Problem
Word for word, copy all the data and drop the pictures.
-- start of Material for the task --
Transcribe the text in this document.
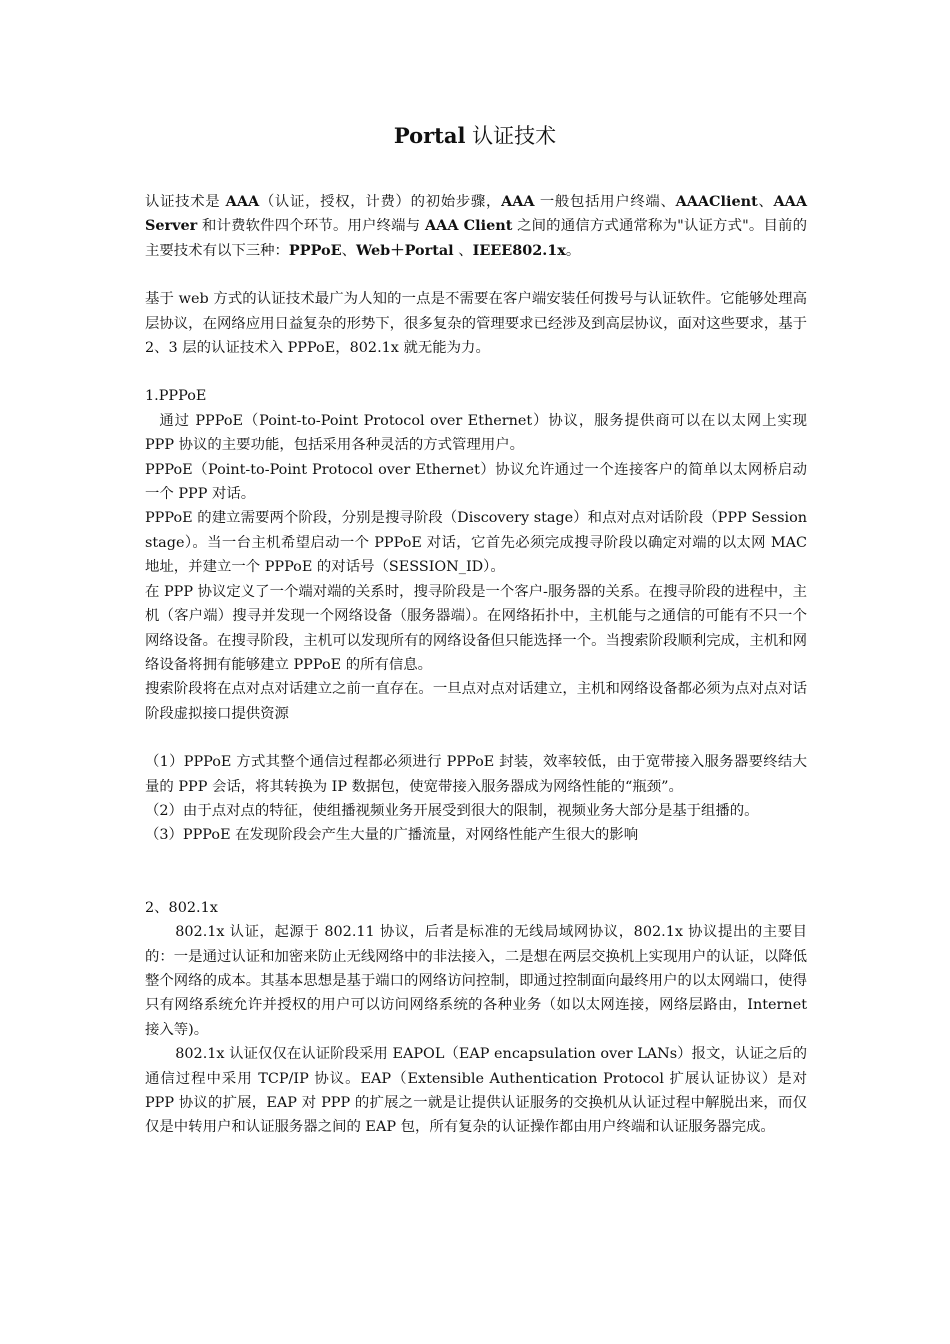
Portal 认证技术

认证技术是 AAA（认证，授权，计费）的初始步骤，AAA 一般包括用户终端、AAAClient、AAA Server 和计费软件四个环节。用户终端与 AAA Client 之间的通信方式通常称为"认证方式"。目前的主要技术有以下三种：PPPoE、Web＋Portal 、IEEE802.1x。

基于 web 方式的认证技术最广为人知的一点是不需要在客户端安装任何拨号与认证软件。它能够处理高层协议，在网络应用日益复杂的形势下，很多复杂的管理要求已经涉及到高层协议，面对这些要求，基于 2、3 层的认证技术入 PPPoE，802.1x 就无能为力。

1.PPPoE

通过 PPPoE（Point-to-Point Protocol over Ethernet）协议，服务提供商可以在以太网上实现 PPP 协议的主要功能，包括采用各种灵活的方式管理用户。

PPPoE（Point-to-Point Protocol over Ethernet）协议允许通过一个连接客户的简单以太网桥启动一个 PPP 对话。

PPPoE 的建立需要两个阶段，分别是搜寻阶段（Discovery stage）和点对点对话阶段（PPP Session stage）。当一台主机希望启动一个 PPPoE 对话，它首先必须完成搜寻阶段以确定对端的以太网 MAC 地址，并建立一个 PPPoE 的对话号（SESSION_ID）。

在 PPP 协议定义了一个端对端的关系时，搜寻阶段是一个客户-服务器的关系。在搜寻阶段的进程中，主机（客户端）搜寻并发现一个网络设备（服务器端）。在网络拓扑中，主机能与之通信的可能有不只一个网络设备。在搜寻阶段，主机可以发现所有的网络设备但只能选择一个。当搜索阶段顺利完成，主机和网络设备将拥有能够建立 PPPoE 的所有信息。

搜索阶段将在点对点对话建立之前一直存在。一旦点对点对话建立，主机和网络设备都必须为点对点对话阶段虚拟接口提供资源

（1）PPPoE 方式其整个通信过程都必须进行 PPPoE 封装，效率较低，由于宽带接入服务器要终结大量的 PPP 会话，将其转换为 IP 数据包，使宽带接入服务器成为网络性能的“瓶颈”。

（2）由于点对点的特征，使组播视频业务开展受到很大的限制，视频业务大部分是基于组播的。

（3）PPPoE 在发现阶段会产生大量的广播流量，对网络性能产生很大的影响

2、802.1x

802.1x 认证，起源于 802.11 协议，后者是标准的无线局域网协议，802.1x 协议提出的主要目的：一是通过认证和加密来防止无线网络中的非法接入，二是想在两层交换机上实现用户的认证，以降低整个网络的成本。其基本思想是基于端口的网络访问控制，即通过控制面向最终用户的以太网端口，使得只有网络系统允许并授权的用户可以访问网络系统的各种业务（如以太网连接，网络层路由，Internet 接入等)。

802.1x 认证仅仅在认证阶段采用 EAPOL（EAP encapsulation over LANs）报文，认证之后的通信过程中采用 TCP/IP 协议。EAP（Extensible Authentication Protocol 扩展认证协议）是对 PPP 协议的扩展，EAP 对 PPP 的扩展之一就是让提供认证服务的交换机从认证过程中解脱出来，而仅仅是中转用户和认证服务器之间的 EAP 包，所有复杂的认证操作都由用户终端和认证服务器完成。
-- end of Material for the task --
Result for this exercise
Transcribe the text in this document.
Portal 认证技术

认证技术是 AAA（认证，授权，计费）的初始步骤，AAA 一般包括用户终端、AAAClient、AAA Server 和计费软件四个环节。用户终端与 AAA Client 之间的通信方式通常称为"认证方式"。目前的主要技术有以下三种：PPPoE、Web＋Portal 、IEEE802.1x。

基于 web 方式的认证技术最广为人知的一点是不需要在客户端安装任何拨号与认证软件。它能够处理高层协议，在网络应用日益复杂的形势下，很多复杂的管理要求已经涉及到高层协议，面对这些要求，基于 2、3 层的认证技术入 PPPoE，802.1x 就无能为力。

1.PPPoE

通过 PPPoE（Point-to-Point Protocol over Ethernet）协议，服务提供商可以在以太网上实现 PPP 协议的主要功能，包括采用各种灵活的方式管理用户。

PPPoE（Point-to-Point Protocol over Ethernet）协议允许通过一个连接客户的简单以太网桥启动一个 PPP 对话。

PPPoE 的建立需要两个阶段，分别是搜寻阶段（Discovery stage）和点对点对话阶段（PPP Session stage）。当一台主机希望启动一个 PPPoE 对话，它首先必须完成搜寻阶段以确定对端的以太网 MAC 地址，并建立一个 PPPoE 的对话号（SESSION_ID）。

在 PPP 协议定义了一个端对端的关系时，搜寻阶段是一个客户-服务器的关系。在搜寻阶段的进程中，主机（客户端）搜寻并发现一个网络设备（服务器端）。在网络拓扑中，主机能与之通信的可能有不只一个网络设备。在搜寻阶段，主机可以发现所有的网络设备但只能选择一个。当搜索阶段顺利完成，主机和网络设备将拥有能够建立 PPPoE 的所有信息。

搜索阶段将在点对点对话建立之前一直存在。一旦点对点对话建立，主机和网络设备都必须为点对点对话阶段虚拟接口提供资源

（1）PPPoE 方式其整个通信过程都必须进行 PPPoE 封装，效率较低，由于宽带接入服务器要终结大量的 PPP 会话，将其转换为 IP 数据包，使宽带接入服务器成为网络性能的“瓶颈”。

（2）由于点对点的特征，使组播视频业务开展受到很大的限制，视频业务大部分是基于组播的。

（3）PPPoE 在发现阶段会产生大量的广播流量，对网络性能产生很大的影响

2、802.1x

802.1x 认证，起源于 802.11 协议，后者是标准的无线局域网协议，802.1x 协议提出的主要目的：一是通过认证和加密来防止无线网络中的非法接入，二是想在两层交换机上实现用户的认证，以降低整个网络的成本。其基本思想是基于端口的网络访问控制，即通过控制面向最终用户的以太网端口，使得只有网络系统允许并授权的用户可以访问网络系统的各种业务（如以太网连接，网络层路由，Internet 接入等)。

802.1x 认证仅仅在认证阶段采用 EAPOL（EAP encapsulation over LANs）报文，认证之后的通信过程中采用 TCP/IP 协议。EAP（Extensible Authentication Protocol 扩展认证协议）是对 PPP 协议的扩展，EAP 对 PPP 的扩展之一就是让提供认证服务的交换机从认证过程中解脱出来，而仅仅是中转用户和认证服务器之间的 EAP 包，所有复杂的认证操作都由用户终端和认证服务器完成。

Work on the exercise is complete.